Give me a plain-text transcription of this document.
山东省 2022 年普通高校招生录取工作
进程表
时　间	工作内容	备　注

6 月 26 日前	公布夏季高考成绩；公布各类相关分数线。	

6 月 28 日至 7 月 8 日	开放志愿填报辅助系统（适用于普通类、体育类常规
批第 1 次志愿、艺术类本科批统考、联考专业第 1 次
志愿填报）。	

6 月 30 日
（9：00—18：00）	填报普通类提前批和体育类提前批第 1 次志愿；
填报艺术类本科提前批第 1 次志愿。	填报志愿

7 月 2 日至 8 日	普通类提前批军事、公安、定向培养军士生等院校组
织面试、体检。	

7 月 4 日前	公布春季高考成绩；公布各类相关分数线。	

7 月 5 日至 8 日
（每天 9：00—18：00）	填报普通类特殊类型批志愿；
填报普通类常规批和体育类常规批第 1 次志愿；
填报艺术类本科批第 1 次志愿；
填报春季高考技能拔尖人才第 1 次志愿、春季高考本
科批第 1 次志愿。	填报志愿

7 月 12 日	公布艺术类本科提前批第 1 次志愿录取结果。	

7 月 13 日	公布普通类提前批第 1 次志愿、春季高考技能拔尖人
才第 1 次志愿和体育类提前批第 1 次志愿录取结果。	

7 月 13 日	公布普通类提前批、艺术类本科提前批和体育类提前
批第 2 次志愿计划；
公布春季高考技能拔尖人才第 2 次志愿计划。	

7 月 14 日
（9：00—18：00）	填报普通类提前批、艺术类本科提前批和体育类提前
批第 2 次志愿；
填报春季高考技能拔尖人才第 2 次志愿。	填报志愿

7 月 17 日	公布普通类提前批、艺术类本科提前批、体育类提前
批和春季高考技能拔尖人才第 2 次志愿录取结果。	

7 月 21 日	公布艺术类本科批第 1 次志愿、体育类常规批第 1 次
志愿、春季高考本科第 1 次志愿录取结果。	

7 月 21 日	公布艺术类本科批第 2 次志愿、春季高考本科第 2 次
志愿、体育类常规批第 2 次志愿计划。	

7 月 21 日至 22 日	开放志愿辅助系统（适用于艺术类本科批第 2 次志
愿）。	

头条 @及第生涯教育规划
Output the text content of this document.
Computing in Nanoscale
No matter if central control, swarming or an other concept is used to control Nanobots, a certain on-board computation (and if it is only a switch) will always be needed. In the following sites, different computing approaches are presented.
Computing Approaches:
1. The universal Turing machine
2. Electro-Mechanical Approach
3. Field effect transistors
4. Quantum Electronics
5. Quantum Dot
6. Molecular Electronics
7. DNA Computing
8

Short task:
Take the listing above and set it down exactly.

Solution to the exercise:
Give me a plain-text transcription of this document.
山东省 2022 年普通高校招生录取工作
进程表
时　间	工作内容	备　注

6 月 26 日前	公布夏季高考成绩；公布各类相关分数线。	

6 月 28 日至 7 月 8 日	开放志愿填报辅助系统（适用于普通类、体育类常规
批第 1 次志愿、艺术类本科批统考、联考专业第 1 次
志愿填报）。	

6 月 30 日
（9：00—18：00）	填报普通类提前批和体育类提前批第 1 次志愿；
填报艺术类本科提前批第 1 次志愿。	填报志愿

7 月 2 日至 8 日	普通类提前批军事、公安、定向培养军士生等院校组
织面试、体检。	

7 月 4 日前	公布春季高考成绩；公布各类相关分数线。	

7 月 5 日至 8 日
（每天 9：00—18：00）	填报普通类特殊类型批志愿；
填报普通类常规批和体育类常规批第 1 次志愿；
填报艺术类本科批第 1 次志愿；
填报春季高考技能拔尖人才第 1 次志愿、春季高考本
科批第 1 次志愿。	填报志愿

7 月 12 日	公布艺术类本科提前批第 1 次志愿录取结果。	

7 月 13 日	公布普通类提前批第 1 次志愿、春季高考技能拔尖人
才第 1 次志愿和体育类提前批第 1 次志愿录取结果。	

7 月 13 日	公布普通类提前批、艺术类本科提前批和体育类提前
批第 2 次志愿计划；
公布春季高考技能拔尖人才第 2 次志愿计划。	

7 月 14 日
（9：00—18：00）	填报普通类提前批、艺术类本科提前批和体育类提前
批第 2 次志愿；
填报春季高考技能拔尖人才第 2 次志愿。	填报志愿

7 月 17 日	公布普通类提前批、艺术类本科提前批、体育类提前
批和春季高考技能拔尖人才第 2 次志愿录取结果。	

7 月 21 日	公布艺术类本科批第 1 次志愿、体育类常规批第 1 次
志愿、春季高考本科第 1 次志愿录取结果。	

7 月 21 日	公布艺术类本科批第 2 次志愿、春季高考本科第 2 次
志愿、体育类常规批第 2 次志愿计划。	

7 月 21 日至 22 日	开放志愿辅助系统（适用于艺术类本科批第 2 次志
愿）。	

头条 @及第生涯教育规划
Output the text content of this document.
Computing in Nanoscale
No matter if central control, swarming or an other concept is used to control Nanobots, a certain on-board computation (and if it is only a switch) will always be needed. In the following sites, different computing approaches are presented.
Computing Approaches:
1. The universal Turing machine
2. Electro-Mechanical Approach
3. Field effect transistors
4. Quantum Electronics
5. Quantum Dot
6. Molecular Electronics
7. DNA Computing
8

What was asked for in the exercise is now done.